# EXERCISE
Reproduce the material below with every instance of "row-divider" replaced by "row-separator" and all other text unchanged. Leave the pictures out of the reproduced lines.

Rows from a dataset:
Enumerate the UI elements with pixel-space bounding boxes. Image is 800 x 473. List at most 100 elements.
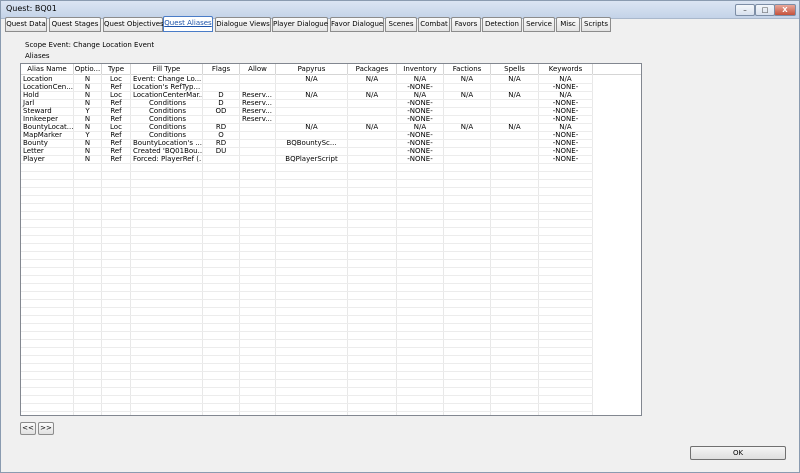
cell-keywords: N/A	[559, 75, 572, 83]
row-divider	[21, 283, 593, 284]
tab-favor-dialogue[interactable]: Favor Dialogue	[330, 17, 384, 32]
row-divider	[21, 203, 593, 204]
close-button[interactable]: X	[774, 4, 796, 16]
cell-papyrus	[276, 107, 347, 115]
cell-fill-type: Conditions	[148, 131, 187, 139]
cell-keywords: -NONE-	[552, 83, 579, 91]
cell-allow	[240, 131, 275, 139]
table-row[interactable]: Jarl N Ref Conditions D Reserv... -NONE- -NONE-	[21, 99, 593, 107]
tab-detection[interactable]: Detection	[482, 17, 522, 32]
cell-papyrus: N/A	[305, 123, 318, 131]
tab-scripts[interactable]: Scripts	[581, 17, 611, 32]
cell-packages: N/A	[365, 123, 379, 131]
cell-factions	[444, 155, 490, 163]
row-divider	[21, 299, 593, 300]
table-row[interactable]: MapMarker Y Ref Conditions O -NONE- -NONE-	[21, 131, 593, 139]
tab-combat[interactable]: Combat	[418, 17, 450, 32]
tab-scenes[interactable]: Scenes	[385, 17, 417, 32]
row-divider	[21, 291, 593, 292]
cell-factions: N/A	[460, 91, 474, 99]
cell-papyrus	[276, 131, 347, 139]
cell-fill-type: Conditions	[148, 99, 187, 107]
cell-allow	[240, 147, 275, 155]
row-divider	[21, 187, 593, 188]
tab-quest-data[interactable]: Quest Data	[5, 17, 47, 32]
cell-packages	[348, 107, 396, 115]
column-header-fill-type[interactable]: Fill Type	[131, 64, 203, 74]
maximize-button[interactable]: □	[755, 4, 775, 16]
cell-type: Ref	[110, 131, 122, 139]
cell-keywords: -NONE-	[552, 147, 579, 155]
cell-inventory: -NONE-	[407, 155, 433, 163]
row-divider	[21, 371, 593, 372]
cell-keywords: N/A	[559, 123, 572, 131]
table-row[interactable]: Location N Loc Event: Change Lo... N/A N/A N/A…	[21, 75, 593, 83]
row-divider	[21, 387, 593, 388]
cell-flags: RD	[215, 123, 227, 131]
cell-keywords: -NONE-	[552, 155, 579, 163]
cell-optional: N	[84, 99, 91, 107]
tab-player-dialogue[interactable]: Player Dialogue	[272, 17, 328, 32]
row-divider	[21, 307, 593, 308]
table-row[interactable]: Bounty N Ref BountyLocation's ... RD BQBounty…	[21, 139, 593, 147]
table-row[interactable]: LocationCen... N Ref Location's RefTyp... -N…	[21, 83, 593, 91]
ok-button[interactable]: OK	[690, 446, 786, 460]
next-page-button[interactable]: >>	[38, 422, 54, 435]
cell-fill-type: Forced: PlayerRef (...	[133, 155, 202, 163]
quest-window: Quest: BQ01 – □ X Quest Data Quest Stage…	[0, 0, 800, 473]
column-header-keywords[interactable]: Keywords	[539, 64, 593, 74]
tab-dialogue-views[interactable]: Dialogue Views	[215, 17, 271, 32]
cell-fill-type: Conditions	[148, 107, 187, 115]
cell-inventory: -NONE-	[407, 131, 433, 139]
cell-keywords: N/A	[559, 91, 572, 99]
table-row[interactable]: BountyLocat... N Loc Conditions RD N/A N/A N/A N…	[21, 123, 593, 131]
cell-fill-type: Conditions	[148, 115, 187, 123]
column-header-allow[interactable]: Allow	[240, 64, 276, 74]
column-header-alias-name[interactable]: Alias Name	[21, 64, 74, 74]
tab-quest-stages[interactable]: Quest Stages	[49, 17, 101, 32]
row-divider	[21, 339, 593, 340]
cell-papyrus: BQPlayerScript	[285, 155, 338, 163]
cell-optional: N	[84, 155, 91, 163]
cell-flags	[203, 83, 239, 91]
cell-fill-type: Conditions	[148, 123, 187, 131]
row-divider	[21, 163, 593, 164]
column-header-packages[interactable]: Packages	[348, 64, 397, 74]
cell-inventory: -NONE-	[407, 83, 433, 91]
column-header-type[interactable]: Type	[102, 64, 131, 74]
minimize-button[interactable]: –	[735, 4, 755, 16]
cell-factions: N/A	[460, 75, 474, 83]
column-header-factions[interactable]: Factions	[444, 64, 491, 74]
row-divider	[21, 171, 593, 172]
cell-flags: OD	[215, 107, 227, 115]
cell-optional: Y	[85, 131, 90, 139]
cell-papyrus: N/A	[305, 91, 318, 99]
tab-quest-objectives[interactable]: Quest Objectives	[103, 17, 164, 32]
cell-alias-name: BountyLocat...	[23, 123, 73, 131]
table-row[interactable]: Hold N Loc LocationCenterMar... D Reserv... N/…	[21, 91, 593, 99]
cell-spells: N/A	[508, 75, 521, 83]
cell-type: Ref	[110, 99, 122, 107]
column-header-optional[interactable]: Optio...	[74, 64, 102, 74]
row-divider	[21, 331, 593, 332]
column-header-flags[interactable]: Flags	[203, 64, 240, 74]
table-row[interactable]: Innkeeper N Ref Conditions Reserv... -NONE- -N…	[21, 115, 593, 123]
tab-favors[interactable]: Favors	[451, 17, 481, 32]
tab-misc[interactable]: Misc	[556, 17, 580, 32]
cell-alias-name: Hold	[23, 91, 39, 99]
cell-flags	[203, 155, 239, 163]
table-row[interactable]: Steward Y Ref Conditions OD Reserv... -NONE- -N…	[21, 107, 593, 115]
cell-packages	[348, 83, 396, 91]
row-divider	[21, 395, 593, 396]
column-header-spells[interactable]: Spells	[491, 64, 539, 74]
tab-service[interactable]: Service	[523, 17, 555, 32]
cell-fill-type: LocationCenterMar...	[133, 91, 202, 99]
prev-page-button[interactable]: <<	[20, 422, 36, 435]
table-row[interactable]: Letter N Ref Created 'BQ01Bou... DU -NONE- -NO…	[21, 147, 593, 155]
column-header-inventory[interactable]: Inventory	[397, 64, 444, 74]
cell-packages	[348, 155, 396, 163]
tab-quest-aliases[interactable]: Quest Aliases	[163, 16, 213, 32]
table-row[interactable]: Player N Ref Forced: PlayerRef (... BQPlayer…	[21, 155, 593, 163]
column-header-papyrus[interactable]: Papyrus	[276, 64, 348, 74]
aliases-list[interactable]: Alias Name Optio... Type Fill Type Flags Allo…	[20, 63, 642, 416]
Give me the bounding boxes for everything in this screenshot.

# SOLUTION TO THIS PROBLEM
Enumerate the UI elements with pixel-space bounding boxes. Image is 800 x 473. List at most 100 elements.
cell-keywords: N/A	[559, 75, 572, 83]
row-separator	[21, 283, 593, 284]
tab-favor-dialogue[interactable]: Favor Dialogue	[330, 17, 384, 32]
row-separator	[21, 203, 593, 204]
close-button[interactable]: X	[774, 4, 796, 16]
cell-papyrus	[276, 107, 347, 115]
cell-fill-type: Conditions	[148, 131, 187, 139]
cell-keywords: -NONE-	[552, 83, 579, 91]
cell-allow	[240, 131, 275, 139]
table-row[interactable]: Jarl N Ref Conditions D Reserv... -NONE- -NONE-	[21, 99, 593, 107]
tab-detection[interactable]: Detection	[482, 17, 522, 32]
cell-papyrus: N/A	[305, 123, 318, 131]
tab-scripts[interactable]: Scripts	[581, 17, 611, 32]
cell-packages: N/A	[365, 123, 379, 131]
cell-factions	[444, 155, 490, 163]
row-separator	[21, 299, 593, 300]
table-row[interactable]: MapMarker Y Ref Conditions O -NONE- -NONE-	[21, 131, 593, 139]
tab-combat[interactable]: Combat	[418, 17, 450, 32]
tab-scenes[interactable]: Scenes	[385, 17, 417, 32]
row-separator	[21, 291, 593, 292]
cell-factions: N/A	[460, 91, 474, 99]
cell-papyrus	[276, 131, 347, 139]
cell-fill-type: Conditions	[148, 99, 187, 107]
cell-allow	[240, 147, 275, 155]
row-separator	[21, 187, 593, 188]
tab-quest-data[interactable]: Quest Data	[5, 17, 47, 32]
cell-packages	[348, 107, 396, 115]
column-header-fill-type[interactable]: Fill Type	[131, 64, 203, 74]
maximize-button[interactable]: □	[755, 4, 775, 16]
cell-type: Ref	[110, 131, 122, 139]
cell-keywords: -NONE-	[552, 147, 579, 155]
cell-inventory: -NONE-	[407, 155, 433, 163]
row-separator	[21, 371, 593, 372]
cell-keywords: N/A	[559, 123, 572, 131]
table-row[interactable]: Location N Loc Event: Change Lo... N/A N/A N/A…	[21, 75, 593, 83]
row-separator	[21, 387, 593, 388]
cell-flags: RD	[215, 123, 227, 131]
cell-keywords: -NONE-	[552, 155, 579, 163]
cell-optional: N	[84, 99, 91, 107]
tab-player-dialogue[interactable]: Player Dialogue	[272, 17, 328, 32]
row-separator	[21, 307, 593, 308]
table-row[interactable]: Bounty N Ref BountyLocation's ... RD BQBounty…	[21, 139, 593, 147]
table-row[interactable]: LocationCen... N Ref Location's RefTyp... -N…	[21, 83, 593, 91]
ok-button[interactable]: OK	[690, 446, 786, 460]
next-page-button[interactable]: >>	[38, 422, 54, 435]
cell-fill-type: Forced: PlayerRef (...	[133, 155, 202, 163]
quest-window: Quest: BQ01 – □ X Quest Data Quest Stage…	[0, 0, 800, 473]
column-header-keywords[interactable]: Keywords	[539, 64, 593, 74]
tab-dialogue-views[interactable]: Dialogue Views	[215, 17, 271, 32]
cell-fill-type: Conditions	[148, 107, 187, 115]
cell-inventory: -NONE-	[407, 131, 433, 139]
cell-keywords: N/A	[559, 91, 572, 99]
table-row[interactable]: BountyLocat... N Loc Conditions RD N/A N/A N/A N…	[21, 123, 593, 131]
cell-fill-type: Conditions	[148, 115, 187, 123]
column-header-allow[interactable]: Allow	[240, 64, 276, 74]
column-header-alias-name[interactable]: Alias Name	[21, 64, 74, 74]
tab-quest-stages[interactable]: Quest Stages	[49, 17, 101, 32]
row-separator	[21, 339, 593, 340]
cell-papyrus: BQPlayerScript	[285, 155, 338, 163]
cell-optional: N	[84, 155, 91, 163]
cell-flags	[203, 83, 239, 91]
cell-fill-type: Conditions	[148, 123, 187, 131]
row-separator	[21, 163, 593, 164]
column-header-packages[interactable]: Packages	[348, 64, 397, 74]
cell-inventory: -NONE-	[407, 83, 433, 91]
column-header-type[interactable]: Type	[102, 64, 131, 74]
minimize-button[interactable]: –	[735, 4, 755, 16]
cell-factions: N/A	[460, 75, 474, 83]
column-header-factions[interactable]: Factions	[444, 64, 491, 74]
row-separator	[21, 171, 593, 172]
cell-flags: OD	[215, 107, 227, 115]
cell-optional: Y	[85, 131, 90, 139]
cell-papyrus: N/A	[305, 91, 318, 99]
tab-quest-objectives[interactable]: Quest Objectives	[103, 17, 164, 32]
cell-alias-name: BountyLocat...	[23, 123, 73, 131]
table-row[interactable]: Hold N Loc LocationCenterMar... D Reserv... N/…	[21, 91, 593, 99]
cell-spells: N/A	[508, 75, 521, 83]
cell-type: Ref	[110, 99, 122, 107]
column-header-optional[interactable]: Optio...	[74, 64, 102, 74]
row-separator	[21, 331, 593, 332]
column-header-flags[interactable]: Flags	[203, 64, 240, 74]
table-row[interactable]: Innkeeper N Ref Conditions Reserv... -NONE- -N…	[21, 115, 593, 123]
tab-favors[interactable]: Favors	[451, 17, 481, 32]
tab-misc[interactable]: Misc	[556, 17, 580, 32]
cell-alias-name: Hold	[23, 91, 39, 99]
cell-flags	[203, 155, 239, 163]
table-row[interactable]: Steward Y Ref Conditions OD Reserv... -NONE- -N…	[21, 107, 593, 115]
cell-packages	[348, 83, 396, 91]
row-separator	[21, 395, 593, 396]
column-header-spells[interactable]: Spells	[491, 64, 539, 74]
tab-service[interactable]: Service	[523, 17, 555, 32]
cell-fill-type: LocationCenterMar...	[133, 91, 202, 99]
prev-page-button[interactable]: <<	[20, 422, 36, 435]
table-row[interactable]: Letter N Ref Created 'BQ01Bou... DU -NONE- -NO…	[21, 147, 593, 155]
column-header-inventory[interactable]: Inventory	[397, 64, 444, 74]
cell-packages	[348, 155, 396, 163]
tab-quest-aliases[interactable]: Quest Aliases	[163, 16, 213, 32]
table-row[interactable]: Player N Ref Forced: PlayerRef (... BQPlayer…	[21, 155, 593, 163]
column-header-papyrus[interactable]: Papyrus	[276, 64, 348, 74]
aliases-list[interactable]: Alias Name Optio... Type Fill Type Flags Allo…	[20, 63, 642, 416]
Give me the bounding boxes for everything in this screenshot.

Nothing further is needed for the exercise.